▶ [Given exercise]: Retype the material in full, keeping every word the same.

▶ [Listed entries]:
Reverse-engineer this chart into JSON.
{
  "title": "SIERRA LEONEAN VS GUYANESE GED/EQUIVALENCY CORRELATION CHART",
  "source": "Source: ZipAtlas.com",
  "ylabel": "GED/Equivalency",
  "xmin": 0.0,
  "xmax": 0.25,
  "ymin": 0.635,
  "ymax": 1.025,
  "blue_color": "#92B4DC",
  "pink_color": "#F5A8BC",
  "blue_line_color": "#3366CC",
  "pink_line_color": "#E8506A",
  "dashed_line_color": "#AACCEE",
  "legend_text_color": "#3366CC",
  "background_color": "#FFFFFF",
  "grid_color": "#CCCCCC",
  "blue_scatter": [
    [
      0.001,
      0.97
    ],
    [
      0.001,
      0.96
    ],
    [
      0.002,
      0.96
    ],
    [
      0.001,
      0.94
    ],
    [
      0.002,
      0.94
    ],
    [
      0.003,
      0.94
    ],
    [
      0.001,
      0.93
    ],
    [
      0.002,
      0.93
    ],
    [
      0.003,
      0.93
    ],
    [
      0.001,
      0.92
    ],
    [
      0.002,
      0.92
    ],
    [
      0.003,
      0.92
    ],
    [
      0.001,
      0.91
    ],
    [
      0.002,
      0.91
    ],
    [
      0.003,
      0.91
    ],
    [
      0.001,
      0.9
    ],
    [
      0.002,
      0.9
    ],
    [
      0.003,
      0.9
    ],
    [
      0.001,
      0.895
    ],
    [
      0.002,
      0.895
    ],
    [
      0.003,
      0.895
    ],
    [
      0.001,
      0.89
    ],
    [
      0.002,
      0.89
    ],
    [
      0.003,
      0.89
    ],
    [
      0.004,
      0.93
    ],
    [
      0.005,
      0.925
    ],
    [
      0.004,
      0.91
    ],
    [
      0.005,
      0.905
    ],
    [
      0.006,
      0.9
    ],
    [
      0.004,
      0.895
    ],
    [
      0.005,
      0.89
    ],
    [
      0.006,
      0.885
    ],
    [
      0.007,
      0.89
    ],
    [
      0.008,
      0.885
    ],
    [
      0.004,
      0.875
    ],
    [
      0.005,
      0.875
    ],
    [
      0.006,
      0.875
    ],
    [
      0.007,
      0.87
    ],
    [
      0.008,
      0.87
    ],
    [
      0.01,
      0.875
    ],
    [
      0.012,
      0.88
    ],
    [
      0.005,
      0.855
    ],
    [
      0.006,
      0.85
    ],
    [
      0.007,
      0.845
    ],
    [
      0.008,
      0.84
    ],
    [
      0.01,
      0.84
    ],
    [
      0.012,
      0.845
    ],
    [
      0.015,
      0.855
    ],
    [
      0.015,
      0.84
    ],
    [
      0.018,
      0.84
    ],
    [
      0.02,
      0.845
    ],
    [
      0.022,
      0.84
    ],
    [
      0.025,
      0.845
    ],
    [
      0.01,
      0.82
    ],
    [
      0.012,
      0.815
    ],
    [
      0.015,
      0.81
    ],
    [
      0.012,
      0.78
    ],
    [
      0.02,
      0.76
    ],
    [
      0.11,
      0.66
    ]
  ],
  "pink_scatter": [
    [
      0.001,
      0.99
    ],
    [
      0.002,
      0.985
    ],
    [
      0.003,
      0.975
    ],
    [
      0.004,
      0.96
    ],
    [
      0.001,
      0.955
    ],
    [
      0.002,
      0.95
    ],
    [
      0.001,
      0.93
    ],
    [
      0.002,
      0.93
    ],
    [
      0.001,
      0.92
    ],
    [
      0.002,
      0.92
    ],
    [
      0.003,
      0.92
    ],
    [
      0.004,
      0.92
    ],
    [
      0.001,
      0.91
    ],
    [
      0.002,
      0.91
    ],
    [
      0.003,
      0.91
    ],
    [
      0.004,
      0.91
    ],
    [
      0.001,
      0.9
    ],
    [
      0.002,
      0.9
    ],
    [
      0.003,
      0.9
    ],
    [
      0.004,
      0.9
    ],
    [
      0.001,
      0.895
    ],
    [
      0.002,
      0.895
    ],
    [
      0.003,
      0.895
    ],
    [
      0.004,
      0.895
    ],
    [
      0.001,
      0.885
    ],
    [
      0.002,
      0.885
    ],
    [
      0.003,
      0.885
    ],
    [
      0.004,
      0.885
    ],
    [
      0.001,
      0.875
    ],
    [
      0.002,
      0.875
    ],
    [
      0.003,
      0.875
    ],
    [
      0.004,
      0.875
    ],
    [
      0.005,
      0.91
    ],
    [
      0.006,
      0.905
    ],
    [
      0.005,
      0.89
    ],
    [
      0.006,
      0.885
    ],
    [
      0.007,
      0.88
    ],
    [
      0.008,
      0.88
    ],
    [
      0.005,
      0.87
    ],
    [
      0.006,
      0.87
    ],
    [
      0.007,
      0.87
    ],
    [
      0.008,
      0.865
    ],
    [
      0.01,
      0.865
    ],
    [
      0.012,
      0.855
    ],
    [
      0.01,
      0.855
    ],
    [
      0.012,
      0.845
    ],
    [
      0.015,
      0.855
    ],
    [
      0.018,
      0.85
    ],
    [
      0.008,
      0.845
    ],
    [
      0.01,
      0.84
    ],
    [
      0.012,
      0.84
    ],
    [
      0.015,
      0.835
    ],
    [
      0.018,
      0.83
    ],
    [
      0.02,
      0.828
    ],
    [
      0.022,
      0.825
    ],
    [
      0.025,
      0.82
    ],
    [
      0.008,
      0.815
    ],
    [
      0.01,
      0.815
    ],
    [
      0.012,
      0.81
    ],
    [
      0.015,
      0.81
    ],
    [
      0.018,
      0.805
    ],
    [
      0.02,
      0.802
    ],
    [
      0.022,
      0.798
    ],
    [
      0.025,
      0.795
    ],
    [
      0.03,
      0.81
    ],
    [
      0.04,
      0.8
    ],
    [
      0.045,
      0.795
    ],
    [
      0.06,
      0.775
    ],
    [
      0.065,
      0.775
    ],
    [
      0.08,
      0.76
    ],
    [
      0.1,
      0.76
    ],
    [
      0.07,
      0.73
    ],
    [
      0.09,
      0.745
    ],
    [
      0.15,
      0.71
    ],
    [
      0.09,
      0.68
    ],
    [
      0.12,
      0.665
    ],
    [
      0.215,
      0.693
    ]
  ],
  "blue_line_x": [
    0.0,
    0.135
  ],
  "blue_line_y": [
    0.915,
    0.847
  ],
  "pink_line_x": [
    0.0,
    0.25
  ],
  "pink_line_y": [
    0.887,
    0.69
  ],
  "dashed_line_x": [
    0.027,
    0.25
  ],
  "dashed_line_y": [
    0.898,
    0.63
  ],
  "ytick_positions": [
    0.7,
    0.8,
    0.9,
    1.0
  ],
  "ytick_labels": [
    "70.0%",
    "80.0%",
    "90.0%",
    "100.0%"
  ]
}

▶ [Reply to the exercise]:
Reverse-engineer this chart into JSON.
{
  "title": "SIERRA LEONEAN VS GUYANESE GED/EQUIVALENCY CORRELATION CHART",
  "source": "Source: ZipAtlas.com",
  "ylabel": "GED/Equivalency",
  "xmin": 0.0,
  "xmax": 0.25,
  "ymin": 0.635,
  "ymax": 1.025,
  "blue_color": "#92B4DC",
  "pink_color": "#F5A8BC",
  "blue_line_color": "#3366CC",
  "pink_line_color": "#E8506A",
  "dashed_line_color": "#AACCEE",
  "legend_text_color": "#3366CC",
  "background_color": "#FFFFFF",
  "grid_color": "#CCCCCC",
  "blue_scatter": [
    [
      0.001,
      0.97
    ],
    [
      0.001,
      0.96
    ],
    [
      0.002,
      0.96
    ],
    [
      0.001,
      0.94
    ],
    [
      0.002,
      0.94
    ],
    [
      0.003,
      0.94
    ],
    [
      0.001,
      0.93
    ],
    [
      0.002,
      0.93
    ],
    [
      0.003,
      0.93
    ],
    [
      0.001,
      0.92
    ],
    [
      0.002,
      0.92
    ],
    [
      0.003,
      0.92
    ],
    [
      0.001,
      0.91
    ],
    [
      0.002,
      0.91
    ],
    [
      0.003,
      0.91
    ],
    [
      0.001,
      0.9
    ],
    [
      0.002,
      0.9
    ],
    [
      0.003,
      0.9
    ],
    [
      0.001,
      0.895
    ],
    [
      0.002,
      0.895
    ],
    [
      0.003,
      0.895
    ],
    [
      0.001,
      0.89
    ],
    [
      0.002,
      0.89
    ],
    [
      0.003,
      0.89
    ],
    [
      0.004,
      0.93
    ],
    [
      0.005,
      0.925
    ],
    [
      0.004,
      0.91
    ],
    [
      0.005,
      0.905
    ],
    [
      0.006,
      0.9
    ],
    [
      0.004,
      0.895
    ],
    [
      0.005,
      0.89
    ],
    [
      0.006,
      0.885
    ],
    [
      0.007,
      0.89
    ],
    [
      0.008,
      0.885
    ],
    [
      0.004,
      0.875
    ],
    [
      0.005,
      0.875
    ],
    [
      0.006,
      0.875
    ],
    [
      0.007,
      0.87
    ],
    [
      0.008,
      0.87
    ],
    [
      0.01,
      0.875
    ],
    [
      0.012,
      0.88
    ],
    [
      0.005,
      0.855
    ],
    [
      0.006,
      0.85
    ],
    [
      0.007,
      0.845
    ],
    [
      0.008,
      0.84
    ],
    [
      0.01,
      0.84
    ],
    [
      0.012,
      0.845
    ],
    [
      0.015,
      0.855
    ],
    [
      0.015,
      0.84
    ],
    [
      0.018,
      0.84
    ],
    [
      0.02,
      0.845
    ],
    [
      0.022,
      0.84
    ],
    [
      0.025,
      0.845
    ],
    [
      0.01,
      0.82
    ],
    [
      0.012,
      0.815
    ],
    [
      0.015,
      0.81
    ],
    [
      0.012,
      0.78
    ],
    [
      0.02,
      0.76
    ],
    [
      0.11,
      0.66
    ]
  ],
  "pink_scatter": [
    [
      0.001,
      0.99
    ],
    [
      0.002,
      0.985
    ],
    [
      0.003,
      0.975
    ],
    [
      0.004,
      0.96
    ],
    [
      0.001,
      0.955
    ],
    [
      0.002,
      0.95
    ],
    [
      0.001,
      0.93
    ],
    [
      0.002,
      0.93
    ],
    [
      0.001,
      0.92
    ],
    [
      0.002,
      0.92
    ],
    [
      0.003,
      0.92
    ],
    [
      0.004,
      0.92
    ],
    [
      0.001,
      0.91
    ],
    [
      0.002,
      0.91
    ],
    [
      0.003,
      0.91
    ],
    [
      0.004,
      0.91
    ],
    [
      0.001,
      0.9
    ],
    [
      0.002,
      0.9
    ],
    [
      0.003,
      0.9
    ],
    [
      0.004,
      0.9
    ],
    [
      0.001,
      0.895
    ],
    [
      0.002,
      0.895
    ],
    [
      0.003,
      0.895
    ],
    [
      0.004,
      0.895
    ],
    [
      0.001,
      0.885
    ],
    [
      0.002,
      0.885
    ],
    [
      0.003,
      0.885
    ],
    [
      0.004,
      0.885
    ],
    [
      0.001,
      0.875
    ],
    [
      0.002,
      0.875
    ],
    [
      0.003,
      0.875
    ],
    [
      0.004,
      0.875
    ],
    [
      0.005,
      0.91
    ],
    [
      0.006,
      0.905
    ],
    [
      0.005,
      0.89
    ],
    [
      0.006,
      0.885
    ],
    [
      0.007,
      0.88
    ],
    [
      0.008,
      0.88
    ],
    [
      0.005,
      0.87
    ],
    [
      0.006,
      0.87
    ],
    [
      0.007,
      0.87
    ],
    [
      0.008,
      0.865
    ],
    [
      0.01,
      0.865
    ],
    [
      0.012,
      0.855
    ],
    [
      0.01,
      0.855
    ],
    [
      0.012,
      0.845
    ],
    [
      0.015,
      0.855
    ],
    [
      0.018,
      0.85
    ],
    [
      0.008,
      0.845
    ],
    [
      0.01,
      0.84
    ],
    [
      0.012,
      0.84
    ],
    [
      0.015,
      0.835
    ],
    [
      0.018,
      0.83
    ],
    [
      0.02,
      0.828
    ],
    [
      0.022,
      0.825
    ],
    [
      0.025,
      0.82
    ],
    [
      0.008,
      0.815
    ],
    [
      0.01,
      0.815
    ],
    [
      0.012,
      0.81
    ],
    [
      0.015,
      0.81
    ],
    [
      0.018,
      0.805
    ],
    [
      0.02,
      0.802
    ],
    [
      0.022,
      0.798
    ],
    [
      0.025,
      0.795
    ],
    [
      0.03,
      0.81
    ],
    [
      0.04,
      0.8
    ],
    [
      0.045,
      0.795
    ],
    [
      0.06,
      0.775
    ],
    [
      0.065,
      0.775
    ],
    [
      0.08,
      0.76
    ],
    [
      0.1,
      0.76
    ],
    [
      0.07,
      0.73
    ],
    [
      0.09,
      0.745
    ],
    [
      0.15,
      0.71
    ],
    [
      0.09,
      0.68
    ],
    [
      0.12,
      0.665
    ],
    [
      0.215,
      0.693
    ]
  ],
  "blue_line_x": [
    0.0,
    0.135
  ],
  "blue_line_y": [
    0.915,
    0.847
  ],
  "pink_line_x": [
    0.0,
    0.25
  ],
  "pink_line_y": [
    0.887,
    0.69
  ],
  "dashed_line_x": [
    0.027,
    0.25
  ],
  "dashed_line_y": [
    0.898,
    0.63
  ],
  "ytick_positions": [
    0.7,
    0.8,
    0.9,
    1.0
  ],
  "ytick_labels": [
    "70.0%",
    "80.0%",
    "90.0%",
    "100.0%"
  ]
}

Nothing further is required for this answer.